## GOAL OF THE EXERCISE
Exactly as given, repeat all of the entries.

## INPUT DATA
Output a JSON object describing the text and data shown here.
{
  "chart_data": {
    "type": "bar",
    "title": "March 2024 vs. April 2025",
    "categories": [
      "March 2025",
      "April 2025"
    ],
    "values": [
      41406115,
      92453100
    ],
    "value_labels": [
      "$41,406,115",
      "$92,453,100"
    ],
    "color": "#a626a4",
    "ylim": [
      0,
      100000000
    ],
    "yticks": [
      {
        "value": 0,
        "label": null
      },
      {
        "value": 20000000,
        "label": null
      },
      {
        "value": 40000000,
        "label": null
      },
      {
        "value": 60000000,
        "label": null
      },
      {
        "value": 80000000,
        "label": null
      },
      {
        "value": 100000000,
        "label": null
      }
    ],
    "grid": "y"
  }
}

## SOLUTION TO THE EXERCISE
Output a JSON object describing the text and data shown here.
{
  "chart_data": {
    "type": "bar",
    "title": "March 2024 vs. April 2025",
    "categories": [
      "March 2025",
      "April 2025"
    ],
    "values": [
      41406115,
      92453100
    ],
    "value_labels": [
      "$41,406,115",
      "$92,453,100"
    ],
    "color": "#a626a4",
    "ylim": [
      0,
      100000000
    ],
    "yticks": [
      {
        "value": 0,
        "label": null
      },
      {
        "value": 20000000,
        "label": null
      },
      {
        "value": 40000000,
        "label": null
      },
      {
        "value": 60000000,
        "label": null
      },
      {
        "value": 80000000,
        "label": null
      },
      {
        "value": 100000000,
        "label": null
      }
    ],
    "grid": "y"
  }
}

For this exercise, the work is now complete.